* _The task_
Count only the lines of the records that hold "card", then give the number without any other words.

* _Records for the exercise_
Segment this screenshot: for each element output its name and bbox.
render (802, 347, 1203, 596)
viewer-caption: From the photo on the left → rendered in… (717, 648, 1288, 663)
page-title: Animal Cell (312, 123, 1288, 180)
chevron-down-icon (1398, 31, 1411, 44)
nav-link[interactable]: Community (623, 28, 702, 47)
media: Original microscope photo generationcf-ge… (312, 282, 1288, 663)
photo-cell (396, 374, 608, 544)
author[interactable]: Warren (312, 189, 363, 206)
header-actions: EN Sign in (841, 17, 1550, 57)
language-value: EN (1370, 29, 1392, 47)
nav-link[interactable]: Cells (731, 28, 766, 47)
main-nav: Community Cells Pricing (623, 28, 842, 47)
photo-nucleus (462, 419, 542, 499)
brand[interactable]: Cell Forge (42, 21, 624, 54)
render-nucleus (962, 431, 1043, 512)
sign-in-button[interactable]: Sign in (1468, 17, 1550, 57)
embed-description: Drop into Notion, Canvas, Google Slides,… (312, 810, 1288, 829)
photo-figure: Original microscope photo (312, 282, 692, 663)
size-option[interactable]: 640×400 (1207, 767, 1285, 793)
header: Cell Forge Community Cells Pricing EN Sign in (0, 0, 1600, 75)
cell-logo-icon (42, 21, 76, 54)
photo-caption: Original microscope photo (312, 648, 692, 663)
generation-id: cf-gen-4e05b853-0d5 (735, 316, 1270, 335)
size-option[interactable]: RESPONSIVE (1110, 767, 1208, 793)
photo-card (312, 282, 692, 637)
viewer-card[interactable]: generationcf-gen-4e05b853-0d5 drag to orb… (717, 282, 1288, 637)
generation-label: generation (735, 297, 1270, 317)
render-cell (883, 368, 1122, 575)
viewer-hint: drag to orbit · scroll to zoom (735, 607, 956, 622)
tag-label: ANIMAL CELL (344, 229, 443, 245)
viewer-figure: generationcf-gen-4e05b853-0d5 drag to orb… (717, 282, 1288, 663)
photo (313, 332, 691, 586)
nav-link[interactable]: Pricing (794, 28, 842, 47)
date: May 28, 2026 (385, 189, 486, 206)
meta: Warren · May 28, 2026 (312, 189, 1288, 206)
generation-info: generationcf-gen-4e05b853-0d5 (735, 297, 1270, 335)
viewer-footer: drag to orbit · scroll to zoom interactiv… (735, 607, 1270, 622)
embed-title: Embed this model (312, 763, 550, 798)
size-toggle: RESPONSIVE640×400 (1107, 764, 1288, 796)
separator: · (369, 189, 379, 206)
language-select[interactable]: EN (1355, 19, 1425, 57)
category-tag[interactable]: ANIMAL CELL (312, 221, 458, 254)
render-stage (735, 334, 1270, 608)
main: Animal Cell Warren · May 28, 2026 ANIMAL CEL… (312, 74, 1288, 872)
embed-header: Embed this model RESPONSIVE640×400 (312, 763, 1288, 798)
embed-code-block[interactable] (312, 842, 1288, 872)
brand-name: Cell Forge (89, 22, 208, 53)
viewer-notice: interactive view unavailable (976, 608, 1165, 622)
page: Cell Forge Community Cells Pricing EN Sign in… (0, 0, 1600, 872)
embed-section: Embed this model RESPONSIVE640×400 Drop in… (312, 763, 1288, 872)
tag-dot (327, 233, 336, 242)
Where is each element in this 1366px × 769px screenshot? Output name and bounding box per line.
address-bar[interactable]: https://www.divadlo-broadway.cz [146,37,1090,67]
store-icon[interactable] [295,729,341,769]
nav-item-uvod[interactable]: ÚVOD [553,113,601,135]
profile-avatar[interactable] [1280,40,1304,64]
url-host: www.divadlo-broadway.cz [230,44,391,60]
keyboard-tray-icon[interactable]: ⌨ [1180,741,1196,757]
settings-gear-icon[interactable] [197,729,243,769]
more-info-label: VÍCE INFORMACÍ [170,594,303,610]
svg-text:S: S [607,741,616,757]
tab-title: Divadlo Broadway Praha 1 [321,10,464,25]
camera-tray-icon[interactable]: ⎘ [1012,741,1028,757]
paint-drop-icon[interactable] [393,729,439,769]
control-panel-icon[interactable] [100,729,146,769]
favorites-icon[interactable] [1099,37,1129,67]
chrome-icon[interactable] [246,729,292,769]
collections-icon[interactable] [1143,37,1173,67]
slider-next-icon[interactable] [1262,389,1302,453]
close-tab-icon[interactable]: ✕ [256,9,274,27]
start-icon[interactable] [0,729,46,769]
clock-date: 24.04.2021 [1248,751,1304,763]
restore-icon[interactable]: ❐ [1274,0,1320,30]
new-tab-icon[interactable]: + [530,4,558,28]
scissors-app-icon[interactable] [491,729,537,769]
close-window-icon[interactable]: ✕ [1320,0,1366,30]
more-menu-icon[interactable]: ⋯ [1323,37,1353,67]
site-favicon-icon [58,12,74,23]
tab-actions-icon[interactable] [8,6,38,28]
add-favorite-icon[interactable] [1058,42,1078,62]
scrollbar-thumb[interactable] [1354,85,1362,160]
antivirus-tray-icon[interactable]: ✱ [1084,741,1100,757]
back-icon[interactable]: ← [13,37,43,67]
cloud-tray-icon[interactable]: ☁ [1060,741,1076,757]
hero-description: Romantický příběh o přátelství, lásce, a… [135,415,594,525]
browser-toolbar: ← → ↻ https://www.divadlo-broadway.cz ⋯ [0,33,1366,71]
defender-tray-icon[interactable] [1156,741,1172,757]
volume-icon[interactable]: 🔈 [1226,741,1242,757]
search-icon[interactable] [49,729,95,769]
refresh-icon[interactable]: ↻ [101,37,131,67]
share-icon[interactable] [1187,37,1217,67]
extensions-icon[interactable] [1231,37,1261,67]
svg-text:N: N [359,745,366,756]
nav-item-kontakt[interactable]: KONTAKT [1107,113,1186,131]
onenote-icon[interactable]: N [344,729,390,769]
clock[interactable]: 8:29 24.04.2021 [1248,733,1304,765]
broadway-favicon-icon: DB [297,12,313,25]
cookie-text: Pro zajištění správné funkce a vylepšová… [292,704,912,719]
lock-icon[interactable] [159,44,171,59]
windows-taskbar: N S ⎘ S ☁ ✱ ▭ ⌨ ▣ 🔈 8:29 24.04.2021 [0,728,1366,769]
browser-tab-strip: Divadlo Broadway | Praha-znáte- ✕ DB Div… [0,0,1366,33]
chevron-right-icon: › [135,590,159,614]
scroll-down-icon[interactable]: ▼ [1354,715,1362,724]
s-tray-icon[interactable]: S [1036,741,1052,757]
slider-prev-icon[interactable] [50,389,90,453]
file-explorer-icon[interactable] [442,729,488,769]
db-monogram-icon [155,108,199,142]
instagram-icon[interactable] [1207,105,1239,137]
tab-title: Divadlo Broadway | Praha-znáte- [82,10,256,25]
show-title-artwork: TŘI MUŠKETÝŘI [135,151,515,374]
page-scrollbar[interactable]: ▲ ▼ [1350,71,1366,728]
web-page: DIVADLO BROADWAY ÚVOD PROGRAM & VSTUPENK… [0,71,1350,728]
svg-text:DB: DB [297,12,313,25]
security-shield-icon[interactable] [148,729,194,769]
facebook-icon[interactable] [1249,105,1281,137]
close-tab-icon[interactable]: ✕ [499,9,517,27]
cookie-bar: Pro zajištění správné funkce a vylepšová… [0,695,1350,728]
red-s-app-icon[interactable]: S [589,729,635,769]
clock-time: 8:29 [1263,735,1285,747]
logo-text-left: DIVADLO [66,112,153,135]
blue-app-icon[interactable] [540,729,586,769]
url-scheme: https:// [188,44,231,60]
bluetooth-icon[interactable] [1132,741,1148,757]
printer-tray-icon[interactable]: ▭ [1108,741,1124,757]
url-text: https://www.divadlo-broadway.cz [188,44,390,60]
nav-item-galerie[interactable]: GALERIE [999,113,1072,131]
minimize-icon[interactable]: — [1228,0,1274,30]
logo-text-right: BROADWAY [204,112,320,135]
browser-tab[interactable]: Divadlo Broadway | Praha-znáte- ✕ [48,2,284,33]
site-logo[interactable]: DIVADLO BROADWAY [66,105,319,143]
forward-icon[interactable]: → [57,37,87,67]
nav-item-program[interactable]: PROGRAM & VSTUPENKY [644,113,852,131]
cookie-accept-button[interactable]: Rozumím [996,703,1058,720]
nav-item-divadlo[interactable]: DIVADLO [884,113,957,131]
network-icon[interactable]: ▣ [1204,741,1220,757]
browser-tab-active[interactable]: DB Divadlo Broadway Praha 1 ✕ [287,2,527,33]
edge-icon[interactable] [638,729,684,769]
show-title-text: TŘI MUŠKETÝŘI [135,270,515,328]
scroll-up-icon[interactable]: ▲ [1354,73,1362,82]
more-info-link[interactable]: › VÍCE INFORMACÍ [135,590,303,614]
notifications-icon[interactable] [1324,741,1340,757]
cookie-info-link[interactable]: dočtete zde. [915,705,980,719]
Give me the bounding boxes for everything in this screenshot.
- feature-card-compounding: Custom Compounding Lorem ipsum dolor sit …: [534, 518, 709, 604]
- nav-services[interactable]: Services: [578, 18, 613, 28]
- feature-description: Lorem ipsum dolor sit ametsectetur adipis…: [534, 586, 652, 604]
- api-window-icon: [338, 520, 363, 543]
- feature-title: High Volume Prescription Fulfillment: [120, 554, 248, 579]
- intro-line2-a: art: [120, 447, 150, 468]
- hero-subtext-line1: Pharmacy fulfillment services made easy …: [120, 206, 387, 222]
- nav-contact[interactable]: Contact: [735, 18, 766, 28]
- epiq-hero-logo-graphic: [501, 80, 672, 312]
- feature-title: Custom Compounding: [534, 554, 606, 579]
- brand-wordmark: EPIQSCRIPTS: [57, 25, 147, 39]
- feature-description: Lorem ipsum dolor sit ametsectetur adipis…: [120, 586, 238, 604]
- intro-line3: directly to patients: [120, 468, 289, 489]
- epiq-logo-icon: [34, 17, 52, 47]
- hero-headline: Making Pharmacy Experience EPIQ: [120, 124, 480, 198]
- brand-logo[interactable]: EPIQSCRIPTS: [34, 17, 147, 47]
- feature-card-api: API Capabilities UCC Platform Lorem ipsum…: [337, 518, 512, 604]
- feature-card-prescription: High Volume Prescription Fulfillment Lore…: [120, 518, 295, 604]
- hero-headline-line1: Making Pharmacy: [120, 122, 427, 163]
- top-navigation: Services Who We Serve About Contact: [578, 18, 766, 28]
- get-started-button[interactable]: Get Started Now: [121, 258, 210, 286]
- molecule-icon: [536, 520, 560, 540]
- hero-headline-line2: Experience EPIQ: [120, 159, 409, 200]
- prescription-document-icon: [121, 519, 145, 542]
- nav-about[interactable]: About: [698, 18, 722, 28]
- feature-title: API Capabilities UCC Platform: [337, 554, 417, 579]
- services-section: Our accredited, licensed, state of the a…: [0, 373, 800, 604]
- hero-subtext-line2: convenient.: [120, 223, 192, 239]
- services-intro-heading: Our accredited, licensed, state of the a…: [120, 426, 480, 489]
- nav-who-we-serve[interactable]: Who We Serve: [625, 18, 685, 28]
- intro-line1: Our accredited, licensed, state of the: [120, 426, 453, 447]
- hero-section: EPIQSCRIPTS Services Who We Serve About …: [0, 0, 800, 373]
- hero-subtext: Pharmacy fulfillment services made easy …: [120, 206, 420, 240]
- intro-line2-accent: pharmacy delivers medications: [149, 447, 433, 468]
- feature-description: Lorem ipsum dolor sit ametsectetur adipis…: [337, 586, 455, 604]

* _Exercise solution_
5